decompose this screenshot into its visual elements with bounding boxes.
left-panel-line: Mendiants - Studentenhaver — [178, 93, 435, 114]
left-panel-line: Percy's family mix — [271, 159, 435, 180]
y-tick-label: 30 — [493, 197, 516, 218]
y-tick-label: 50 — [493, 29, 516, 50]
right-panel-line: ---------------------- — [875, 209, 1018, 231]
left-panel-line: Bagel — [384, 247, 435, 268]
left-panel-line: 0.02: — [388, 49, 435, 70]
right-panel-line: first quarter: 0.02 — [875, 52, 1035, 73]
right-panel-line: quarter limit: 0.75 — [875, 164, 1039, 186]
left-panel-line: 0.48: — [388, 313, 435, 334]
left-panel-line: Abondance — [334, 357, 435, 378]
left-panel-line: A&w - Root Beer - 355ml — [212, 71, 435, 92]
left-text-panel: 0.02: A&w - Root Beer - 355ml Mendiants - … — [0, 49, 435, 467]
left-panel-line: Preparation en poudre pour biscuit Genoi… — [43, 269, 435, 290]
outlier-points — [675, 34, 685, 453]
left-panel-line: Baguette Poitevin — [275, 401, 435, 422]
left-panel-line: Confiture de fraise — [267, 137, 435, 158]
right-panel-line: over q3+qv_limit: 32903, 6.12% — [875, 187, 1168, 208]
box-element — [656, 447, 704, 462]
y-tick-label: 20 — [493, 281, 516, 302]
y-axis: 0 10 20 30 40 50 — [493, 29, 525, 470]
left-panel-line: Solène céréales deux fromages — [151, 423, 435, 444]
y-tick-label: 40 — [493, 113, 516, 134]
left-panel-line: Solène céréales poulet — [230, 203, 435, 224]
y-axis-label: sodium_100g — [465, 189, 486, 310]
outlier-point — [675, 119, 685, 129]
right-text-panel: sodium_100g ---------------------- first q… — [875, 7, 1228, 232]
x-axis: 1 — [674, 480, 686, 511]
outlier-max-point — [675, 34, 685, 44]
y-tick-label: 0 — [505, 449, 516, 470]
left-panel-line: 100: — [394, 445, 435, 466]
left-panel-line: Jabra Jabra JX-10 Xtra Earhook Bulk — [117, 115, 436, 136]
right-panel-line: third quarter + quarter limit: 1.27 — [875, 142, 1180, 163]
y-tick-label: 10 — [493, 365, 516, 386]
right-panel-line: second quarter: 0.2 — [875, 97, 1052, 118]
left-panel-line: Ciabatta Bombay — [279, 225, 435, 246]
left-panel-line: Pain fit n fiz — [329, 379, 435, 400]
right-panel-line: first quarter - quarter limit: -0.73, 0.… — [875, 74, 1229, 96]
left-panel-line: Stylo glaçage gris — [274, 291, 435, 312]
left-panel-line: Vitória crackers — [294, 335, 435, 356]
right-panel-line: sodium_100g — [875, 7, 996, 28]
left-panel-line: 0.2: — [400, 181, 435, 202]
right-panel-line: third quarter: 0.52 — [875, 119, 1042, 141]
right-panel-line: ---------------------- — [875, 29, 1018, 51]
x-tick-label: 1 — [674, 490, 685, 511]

▬▬▬▬▬▬▬▬▬▬

■ **Gegeven opdracht**:
Toon alle regels uit de items waarin de tekenreeks "right" voorkomt.

■ **Antwoord**:
right-panel-line: ---------------------- — [875, 209, 1018, 231]
right-panel-line: first quarter: 0.02 — [875, 52, 1035, 73]
right-panel-line: quarter limit: 0.75 — [875, 164, 1039, 186]
right-panel-line: over q3+qv_limit: 32903, 6.12% — [875, 187, 1168, 208]
right-text-panel: sodium_100g ---------------------- first q… — [875, 7, 1228, 232]
right-panel-line: third quarter + quarter limit: 1.27 — [875, 142, 1180, 163]
right-panel-line: second quarter: 0.2 — [875, 97, 1052, 118]
right-panel-line: first quarter - quarter limit: -0.73, 0.… — [875, 74, 1229, 96]
right-panel-line: sodium_100g — [875, 7, 996, 28]
right-panel-line: third quarter: 0.52 — [875, 119, 1042, 141]
right-panel-line: ---------------------- — [875, 29, 1018, 51]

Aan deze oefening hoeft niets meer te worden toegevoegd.